* [EXERCISE DETAILS]: The records below must be duplicated exactly, character for character.

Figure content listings
* Begin *
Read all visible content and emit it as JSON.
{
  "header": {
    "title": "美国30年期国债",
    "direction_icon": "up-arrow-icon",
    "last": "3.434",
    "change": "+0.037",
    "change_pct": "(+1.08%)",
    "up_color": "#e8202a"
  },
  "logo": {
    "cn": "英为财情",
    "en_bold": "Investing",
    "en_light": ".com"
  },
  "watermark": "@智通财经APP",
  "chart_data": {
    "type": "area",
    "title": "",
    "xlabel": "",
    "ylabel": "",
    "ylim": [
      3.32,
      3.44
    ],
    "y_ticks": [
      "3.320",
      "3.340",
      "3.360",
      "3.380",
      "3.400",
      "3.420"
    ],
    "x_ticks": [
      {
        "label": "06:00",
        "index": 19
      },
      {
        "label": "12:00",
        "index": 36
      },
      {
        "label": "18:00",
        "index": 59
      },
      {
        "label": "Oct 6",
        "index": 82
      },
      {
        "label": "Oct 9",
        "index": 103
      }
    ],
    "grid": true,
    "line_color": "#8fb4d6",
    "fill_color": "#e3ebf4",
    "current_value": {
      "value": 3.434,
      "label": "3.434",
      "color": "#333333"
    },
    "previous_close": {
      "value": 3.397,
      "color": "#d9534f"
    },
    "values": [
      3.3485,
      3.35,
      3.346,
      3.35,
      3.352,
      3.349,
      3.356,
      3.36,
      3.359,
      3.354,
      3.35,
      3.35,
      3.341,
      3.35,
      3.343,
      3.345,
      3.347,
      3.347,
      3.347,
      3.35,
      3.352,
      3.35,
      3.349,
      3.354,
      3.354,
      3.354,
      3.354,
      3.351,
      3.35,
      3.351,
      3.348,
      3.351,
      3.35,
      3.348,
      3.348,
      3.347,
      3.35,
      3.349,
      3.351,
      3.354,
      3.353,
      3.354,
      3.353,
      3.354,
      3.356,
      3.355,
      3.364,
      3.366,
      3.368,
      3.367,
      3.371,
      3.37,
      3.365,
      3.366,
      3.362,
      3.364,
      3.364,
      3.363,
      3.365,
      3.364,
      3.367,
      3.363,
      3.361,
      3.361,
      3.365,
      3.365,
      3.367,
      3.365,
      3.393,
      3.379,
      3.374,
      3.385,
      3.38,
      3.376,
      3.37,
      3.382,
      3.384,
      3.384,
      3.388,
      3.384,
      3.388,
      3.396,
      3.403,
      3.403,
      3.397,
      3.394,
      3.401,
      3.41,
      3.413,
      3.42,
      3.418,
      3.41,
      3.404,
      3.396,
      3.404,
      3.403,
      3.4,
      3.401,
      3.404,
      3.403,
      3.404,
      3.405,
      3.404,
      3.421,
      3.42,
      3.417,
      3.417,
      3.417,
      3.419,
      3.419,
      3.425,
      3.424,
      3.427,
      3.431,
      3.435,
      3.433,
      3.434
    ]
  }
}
* End *
* [ANSWER FOR THE TASK]:
Read all visible content and emit it as JSON.
{
  "header": {
    "title": "美国30年期国债",
    "direction_icon": "up-arrow-icon",
    "last": "3.434",
    "change": "+0.037",
    "change_pct": "(+1.08%)",
    "up_color": "#e8202a"
  },
  "logo": {
    "cn": "英为财情",
    "en_bold": "Investing",
    "en_light": ".com"
  },
  "watermark": "@智通财经APP",
  "chart_data": {
    "type": "area",
    "title": "",
    "xlabel": "",
    "ylabel": "",
    "ylim": [
      3.32,
      3.44
    ],
    "y_ticks": [
      "3.320",
      "3.340",
      "3.360",
      "3.380",
      "3.400",
      "3.420"
    ],
    "x_ticks": [
      {
        "label": "06:00",
        "index": 19
      },
      {
        "label": "12:00",
        "index": 36
      },
      {
        "label": "18:00",
        "index": 59
      },
      {
        "label": "Oct 6",
        "index": 82
      },
      {
        "label": "Oct 9",
        "index": 103
      }
    ],
    "grid": true,
    "line_color": "#8fb4d6",
    "fill_color": "#e3ebf4",
    "current_value": {
      "value": 3.434,
      "label": "3.434",
      "color": "#333333"
    },
    "previous_close": {
      "value": 3.397,
      "color": "#d9534f"
    },
    "values": [
      3.3485,
      3.35,
      3.346,
      3.35,
      3.352,
      3.349,
      3.356,
      3.36,
      3.359,
      3.354,
      3.35,
      3.35,
      3.341,
      3.35,
      3.343,
      3.345,
      3.347,
      3.347,
      3.347,
      3.35,
      3.352,
      3.35,
      3.349,
      3.354,
      3.354,
      3.354,
      3.354,
      3.351,
      3.35,
      3.351,
      3.348,
      3.351,
      3.35,
      3.348,
      3.348,
      3.347,
      3.35,
      3.349,
      3.351,
      3.354,
      3.353,
      3.354,
      3.353,
      3.354,
      3.356,
      3.355,
      3.364,
      3.366,
      3.368,
      3.367,
      3.371,
      3.37,
      3.365,
      3.366,
      3.362,
      3.364,
      3.364,
      3.363,
      3.365,
      3.364,
      3.367,
      3.363,
      3.361,
      3.361,
      3.365,
      3.365,
      3.367,
      3.365,
      3.393,
      3.379,
      3.374,
      3.385,
      3.38,
      3.376,
      3.37,
      3.382,
      3.384,
      3.384,
      3.388,
      3.384,
      3.388,
      3.396,
      3.403,
      3.403,
      3.397,
      3.394,
      3.401,
      3.41,
      3.413,
      3.42,
      3.418,
      3.41,
      3.404,
      3.396,
      3.404,
      3.403,
      3.4,
      3.401,
      3.404,
      3.403,
      3.404,
      3.405,
      3.404,
      3.421,
      3.42,
      3.417,
      3.417,
      3.417,
      3.419,
      3.419,
      3.425,
      3.424,
      3.427,
      3.431,
      3.435,
      3.433,
      3.434
    ]
  }
}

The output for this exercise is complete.